--- Start of Data extract ---

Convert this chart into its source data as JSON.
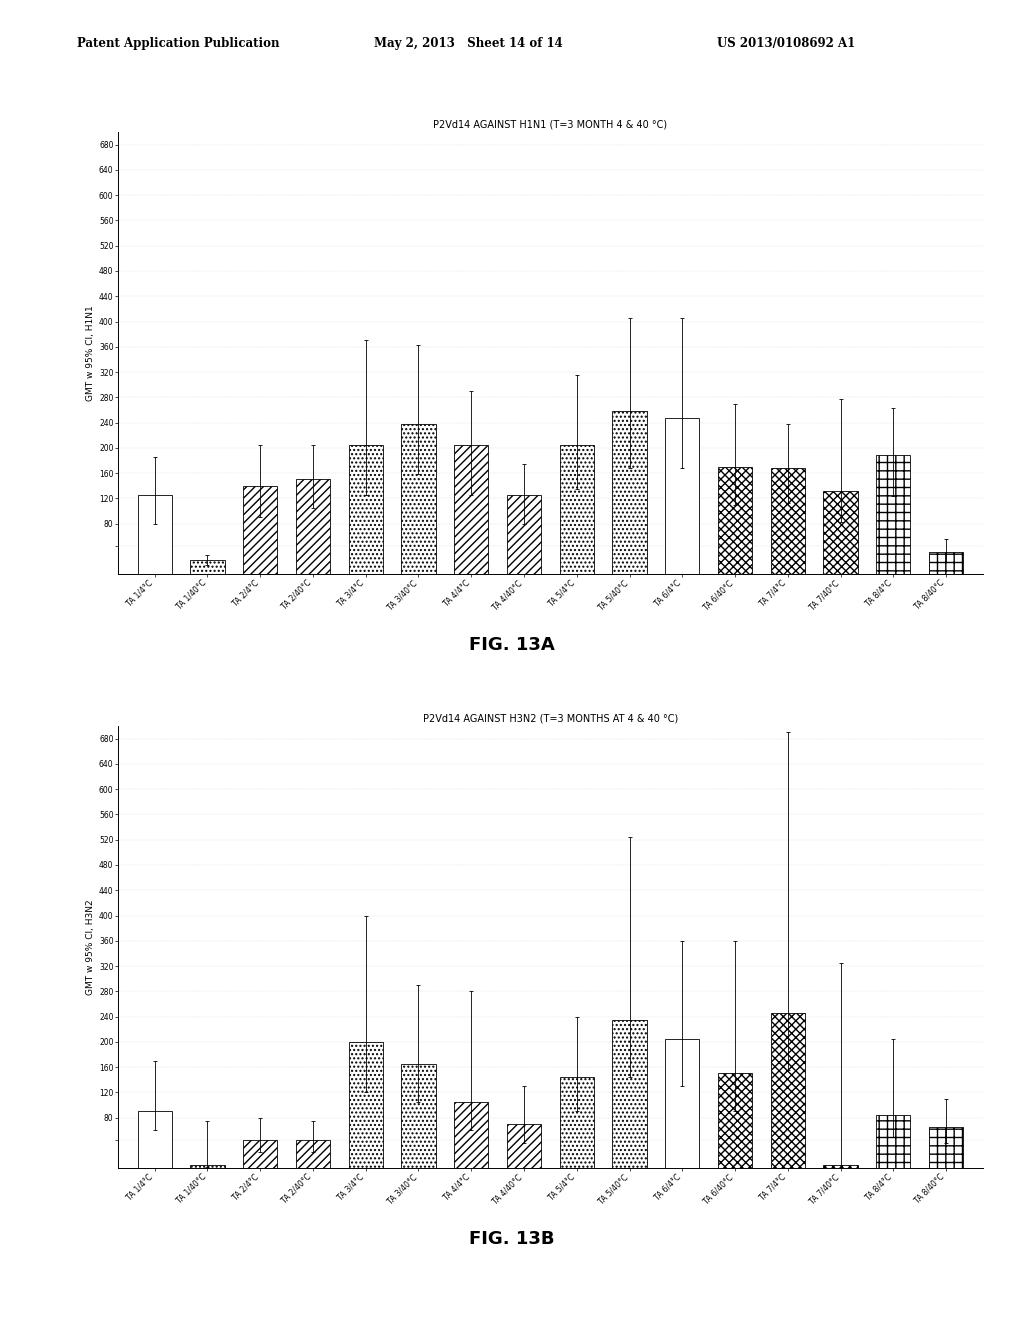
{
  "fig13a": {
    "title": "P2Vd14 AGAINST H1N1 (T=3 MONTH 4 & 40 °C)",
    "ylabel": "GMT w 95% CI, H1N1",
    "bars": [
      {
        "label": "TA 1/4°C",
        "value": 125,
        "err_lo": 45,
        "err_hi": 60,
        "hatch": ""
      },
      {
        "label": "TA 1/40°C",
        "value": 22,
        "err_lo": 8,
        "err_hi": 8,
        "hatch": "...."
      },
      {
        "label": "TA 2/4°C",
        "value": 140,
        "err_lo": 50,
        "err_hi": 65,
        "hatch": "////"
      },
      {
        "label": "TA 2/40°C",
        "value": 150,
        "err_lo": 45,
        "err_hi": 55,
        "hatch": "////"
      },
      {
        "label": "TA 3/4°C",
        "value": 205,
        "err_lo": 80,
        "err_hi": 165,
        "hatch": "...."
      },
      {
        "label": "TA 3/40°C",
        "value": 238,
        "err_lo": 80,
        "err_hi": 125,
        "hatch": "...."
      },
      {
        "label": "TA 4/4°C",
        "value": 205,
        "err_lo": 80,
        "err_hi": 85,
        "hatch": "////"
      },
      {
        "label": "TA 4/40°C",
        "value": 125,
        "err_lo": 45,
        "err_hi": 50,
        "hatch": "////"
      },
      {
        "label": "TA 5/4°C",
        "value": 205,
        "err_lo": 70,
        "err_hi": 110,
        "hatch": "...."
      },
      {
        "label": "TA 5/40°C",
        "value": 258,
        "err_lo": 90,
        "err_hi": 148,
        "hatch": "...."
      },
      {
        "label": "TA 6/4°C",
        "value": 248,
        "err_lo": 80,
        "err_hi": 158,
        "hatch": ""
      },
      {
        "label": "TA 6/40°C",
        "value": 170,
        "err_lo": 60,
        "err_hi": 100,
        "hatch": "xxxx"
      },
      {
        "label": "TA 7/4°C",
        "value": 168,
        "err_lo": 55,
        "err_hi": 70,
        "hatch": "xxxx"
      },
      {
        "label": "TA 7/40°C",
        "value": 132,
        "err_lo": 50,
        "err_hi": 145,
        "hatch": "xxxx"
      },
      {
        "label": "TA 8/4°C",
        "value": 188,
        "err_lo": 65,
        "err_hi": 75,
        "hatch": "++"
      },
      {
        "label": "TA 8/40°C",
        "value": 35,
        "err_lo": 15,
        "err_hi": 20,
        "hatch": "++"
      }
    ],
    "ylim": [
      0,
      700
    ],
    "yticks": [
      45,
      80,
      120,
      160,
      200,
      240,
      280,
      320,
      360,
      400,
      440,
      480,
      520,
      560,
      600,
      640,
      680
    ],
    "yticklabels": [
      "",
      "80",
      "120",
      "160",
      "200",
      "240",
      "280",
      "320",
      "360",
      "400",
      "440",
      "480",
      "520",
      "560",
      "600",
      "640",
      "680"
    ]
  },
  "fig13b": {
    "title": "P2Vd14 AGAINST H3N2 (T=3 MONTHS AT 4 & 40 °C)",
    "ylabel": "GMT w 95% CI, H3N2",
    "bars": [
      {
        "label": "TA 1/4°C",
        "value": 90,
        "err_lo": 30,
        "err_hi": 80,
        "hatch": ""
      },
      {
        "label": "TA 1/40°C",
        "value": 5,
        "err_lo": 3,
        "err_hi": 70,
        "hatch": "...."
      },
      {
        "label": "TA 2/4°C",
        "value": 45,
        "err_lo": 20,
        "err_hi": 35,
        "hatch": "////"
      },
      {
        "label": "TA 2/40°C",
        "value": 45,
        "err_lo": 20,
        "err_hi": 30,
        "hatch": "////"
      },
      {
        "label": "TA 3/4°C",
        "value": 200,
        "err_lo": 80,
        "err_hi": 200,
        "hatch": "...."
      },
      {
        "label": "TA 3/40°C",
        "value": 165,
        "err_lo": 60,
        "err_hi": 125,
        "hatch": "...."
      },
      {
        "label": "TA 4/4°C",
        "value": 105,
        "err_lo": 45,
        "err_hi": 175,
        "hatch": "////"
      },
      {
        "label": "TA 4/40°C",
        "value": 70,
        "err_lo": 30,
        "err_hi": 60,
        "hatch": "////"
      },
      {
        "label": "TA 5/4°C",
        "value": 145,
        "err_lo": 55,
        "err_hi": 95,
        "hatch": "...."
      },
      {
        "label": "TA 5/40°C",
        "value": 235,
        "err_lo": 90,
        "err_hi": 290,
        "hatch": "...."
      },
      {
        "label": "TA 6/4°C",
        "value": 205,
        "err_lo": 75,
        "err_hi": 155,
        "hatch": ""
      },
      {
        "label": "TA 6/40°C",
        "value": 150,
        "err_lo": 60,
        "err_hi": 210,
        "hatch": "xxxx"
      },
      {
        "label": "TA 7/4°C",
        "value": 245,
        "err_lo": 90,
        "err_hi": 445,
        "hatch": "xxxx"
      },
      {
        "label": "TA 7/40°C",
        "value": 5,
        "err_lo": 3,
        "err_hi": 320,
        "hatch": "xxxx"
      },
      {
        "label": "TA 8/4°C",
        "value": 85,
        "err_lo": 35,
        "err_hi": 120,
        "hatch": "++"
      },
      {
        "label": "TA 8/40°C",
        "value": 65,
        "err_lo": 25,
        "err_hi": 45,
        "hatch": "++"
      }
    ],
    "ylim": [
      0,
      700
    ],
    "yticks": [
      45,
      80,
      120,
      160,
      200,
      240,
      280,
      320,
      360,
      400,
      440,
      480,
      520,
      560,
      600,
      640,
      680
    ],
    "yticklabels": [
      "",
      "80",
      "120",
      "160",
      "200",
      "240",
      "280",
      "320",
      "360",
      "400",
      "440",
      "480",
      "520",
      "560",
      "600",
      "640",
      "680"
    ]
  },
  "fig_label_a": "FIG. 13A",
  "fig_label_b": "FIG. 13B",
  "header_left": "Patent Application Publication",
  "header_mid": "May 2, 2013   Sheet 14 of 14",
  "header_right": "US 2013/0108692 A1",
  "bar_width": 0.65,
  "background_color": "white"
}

--- End of Data extract ---
--- Start of Data extract ---

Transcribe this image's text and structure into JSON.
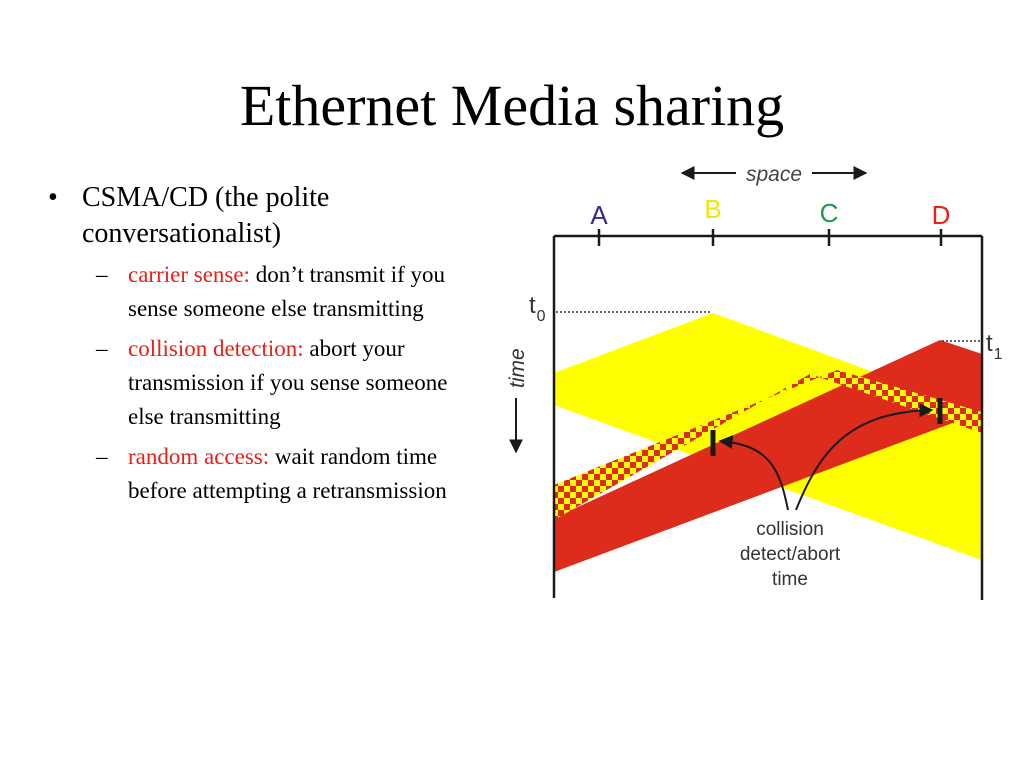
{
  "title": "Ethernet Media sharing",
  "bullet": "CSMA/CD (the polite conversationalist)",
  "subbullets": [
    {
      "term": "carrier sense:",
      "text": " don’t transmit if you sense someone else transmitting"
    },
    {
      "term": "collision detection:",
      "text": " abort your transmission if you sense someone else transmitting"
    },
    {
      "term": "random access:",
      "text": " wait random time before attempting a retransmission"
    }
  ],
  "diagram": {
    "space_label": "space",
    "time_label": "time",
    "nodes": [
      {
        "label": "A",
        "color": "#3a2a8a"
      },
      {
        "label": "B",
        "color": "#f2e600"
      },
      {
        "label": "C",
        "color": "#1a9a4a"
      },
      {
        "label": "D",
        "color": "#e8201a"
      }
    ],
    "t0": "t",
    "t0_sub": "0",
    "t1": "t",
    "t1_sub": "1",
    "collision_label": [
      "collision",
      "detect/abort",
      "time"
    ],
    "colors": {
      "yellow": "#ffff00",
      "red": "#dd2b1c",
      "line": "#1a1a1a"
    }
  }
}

--- End of Data extract ---

Exercise prompt: In the entries above, identify every line with the word "time". Copy those lines.

Answer for this exercise:
      "text": " wait random time before attempting a retransmission"
    "time_label": "time",
      "time"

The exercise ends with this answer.